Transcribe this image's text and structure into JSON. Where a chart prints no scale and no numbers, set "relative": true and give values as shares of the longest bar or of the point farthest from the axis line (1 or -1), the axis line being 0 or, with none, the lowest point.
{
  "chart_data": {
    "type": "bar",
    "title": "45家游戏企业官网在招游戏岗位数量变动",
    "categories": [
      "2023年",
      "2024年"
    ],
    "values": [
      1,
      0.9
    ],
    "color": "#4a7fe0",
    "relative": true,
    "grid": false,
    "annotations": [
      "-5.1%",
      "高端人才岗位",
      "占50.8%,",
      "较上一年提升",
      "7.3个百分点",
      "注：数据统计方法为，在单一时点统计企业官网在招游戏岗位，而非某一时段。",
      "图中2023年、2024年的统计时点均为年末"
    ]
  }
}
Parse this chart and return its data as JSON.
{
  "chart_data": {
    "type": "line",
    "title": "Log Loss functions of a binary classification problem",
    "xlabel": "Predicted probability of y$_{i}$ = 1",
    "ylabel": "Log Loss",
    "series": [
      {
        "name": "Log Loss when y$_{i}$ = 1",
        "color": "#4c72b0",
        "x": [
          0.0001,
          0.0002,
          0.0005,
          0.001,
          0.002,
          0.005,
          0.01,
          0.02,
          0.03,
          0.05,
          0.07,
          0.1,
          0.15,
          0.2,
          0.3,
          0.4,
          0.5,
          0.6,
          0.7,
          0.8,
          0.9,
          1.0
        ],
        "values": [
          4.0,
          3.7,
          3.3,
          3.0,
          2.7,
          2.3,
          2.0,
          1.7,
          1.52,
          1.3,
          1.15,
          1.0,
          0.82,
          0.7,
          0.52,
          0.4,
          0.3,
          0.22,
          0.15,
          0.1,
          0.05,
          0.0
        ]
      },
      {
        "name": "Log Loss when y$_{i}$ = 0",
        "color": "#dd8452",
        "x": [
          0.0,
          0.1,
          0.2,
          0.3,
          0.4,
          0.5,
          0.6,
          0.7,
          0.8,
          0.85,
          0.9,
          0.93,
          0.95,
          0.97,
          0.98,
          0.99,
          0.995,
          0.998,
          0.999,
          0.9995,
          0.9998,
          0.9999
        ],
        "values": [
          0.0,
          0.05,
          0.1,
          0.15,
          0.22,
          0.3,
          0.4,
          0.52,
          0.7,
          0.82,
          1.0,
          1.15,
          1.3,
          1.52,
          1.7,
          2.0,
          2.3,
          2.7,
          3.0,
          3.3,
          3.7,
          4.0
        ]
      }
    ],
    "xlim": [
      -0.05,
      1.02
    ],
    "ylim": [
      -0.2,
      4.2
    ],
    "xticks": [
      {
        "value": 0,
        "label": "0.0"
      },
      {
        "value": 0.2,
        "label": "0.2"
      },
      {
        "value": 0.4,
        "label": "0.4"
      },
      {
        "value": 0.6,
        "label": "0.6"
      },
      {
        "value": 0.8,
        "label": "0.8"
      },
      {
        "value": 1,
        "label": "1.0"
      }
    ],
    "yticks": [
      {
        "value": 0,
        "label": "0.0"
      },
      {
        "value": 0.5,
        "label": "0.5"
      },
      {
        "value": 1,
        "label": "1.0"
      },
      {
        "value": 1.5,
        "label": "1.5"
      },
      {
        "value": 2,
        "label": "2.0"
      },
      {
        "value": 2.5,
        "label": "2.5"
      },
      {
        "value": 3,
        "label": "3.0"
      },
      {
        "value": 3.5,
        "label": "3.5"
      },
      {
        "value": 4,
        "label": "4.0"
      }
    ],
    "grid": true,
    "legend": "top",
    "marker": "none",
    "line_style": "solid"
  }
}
==================================================
**Exercise description:** From the records above, extract every entry verbatim.

**Task response:**
Transcribe this image's text and structure into JSON. Where a chart prints no scale and no numbers, set "relative": true and give values as shares of the longest bar or of the point farthest from the axis line (1 or -1), the axis line being 0 or, with none, the lowest point.
{
  "chart_data": {
    "type": "bar",
    "title": "45家游戏企业官网在招游戏岗位数量变动",
    "categories": [
      "2023年",
      "2024年"
    ],
    "values": [
      1,
      0.9
    ],
    "color": "#4a7fe0",
    "relative": true,
    "grid": false,
    "annotations": [
      "-5.1%",
      "高端人才岗位",
      "占50.8%,",
      "较上一年提升",
      "7.3个百分点",
      "注：数据统计方法为，在单一时点统计企业官网在招游戏岗位，而非某一时段。",
      "图中2023年、2024年的统计时点均为年末"
    ]
  }
}
Parse this chart and return its data as JSON.
{
  "chart_data": {
    "type": "line",
    "title": "Log Loss functions of a binary classification problem",
    "xlabel": "Predicted probability of y$_{i}$ = 1",
    "ylabel": "Log Loss",
    "series": [
      {
        "name": "Log Loss when y$_{i}$ = 1",
        "color": "#4c72b0",
        "x": [
          0.0001,
          0.0002,
          0.0005,
          0.001,
          0.002,
          0.005,
          0.01,
          0.02,
          0.03,
          0.05,
          0.07,
          0.1,
          0.15,
          0.2,
          0.3,
          0.4,
          0.5,
          0.6,
          0.7,
          0.8,
          0.9,
          1.0
        ],
        "values": [
          4.0,
          3.7,
          3.3,
          3.0,
          2.7,
          2.3,
          2.0,
          1.7,
          1.52,
          1.3,
          1.15,
          1.0,
          0.82,
          0.7,
          0.52,
          0.4,
          0.3,
          0.22,
          0.15,
          0.1,
          0.05,
          0.0
        ]
      },
      {
        "name": "Log Loss when y$_{i}$ = 0",
        "color": "#dd8452",
        "x": [
          0.0,
          0.1,
          0.2,
          0.3,
          0.4,
          0.5,
          0.6,
          0.7,
          0.8,
          0.85,
          0.9,
          0.93,
          0.95,
          0.97,
          0.98,
          0.99,
          0.995,
          0.998,
          0.999,
          0.9995,
          0.9998,
          0.9999
        ],
        "values": [
          0.0,
          0.05,
          0.1,
          0.15,
          0.22,
          0.3,
          0.4,
          0.52,
          0.7,
          0.82,
          1.0,
          1.15,
          1.3,
          1.52,
          1.7,
          2.0,
          2.3,
          2.7,
          3.0,
          3.3,
          3.7,
          4.0
        ]
      }
    ],
    "xlim": [
      -0.05,
      1.02
    ],
    "ylim": [
      -0.2,
      4.2
    ],
    "xticks": [
      {
        "value": 0,
        "label": "0.0"
      },
      {
        "value": 0.2,
        "label": "0.2"
      },
      {
        "value": 0.4,
        "label": "0.4"
      },
      {
        "value": 0.6,
        "label": "0.6"
      },
      {
        "value": 0.8,
        "label": "0.8"
      },
      {
        "value": 1,
        "label": "1.0"
      }
    ],
    "yticks": [
      {
        "value": 0,
        "label": "0.0"
      },
      {
        "value": 0.5,
        "label": "0.5"
      },
      {
        "value": 1,
        "label": "1.0"
      },
      {
        "value": 1.5,
        "label": "1.5"
      },
      {
        "value": 2,
        "label": "2.0"
      },
      {
        "value": 2.5,
        "label": "2.5"
      },
      {
        "value": 3,
        "label": "3.0"
      },
      {
        "value": 3.5,
        "label": "3.5"
      },
      {
        "value": 4,
        "label": "4.0"
      }
    ],
    "grid": true,
    "legend": "top",
    "marker": "none",
    "line_style": "solid"
  }
}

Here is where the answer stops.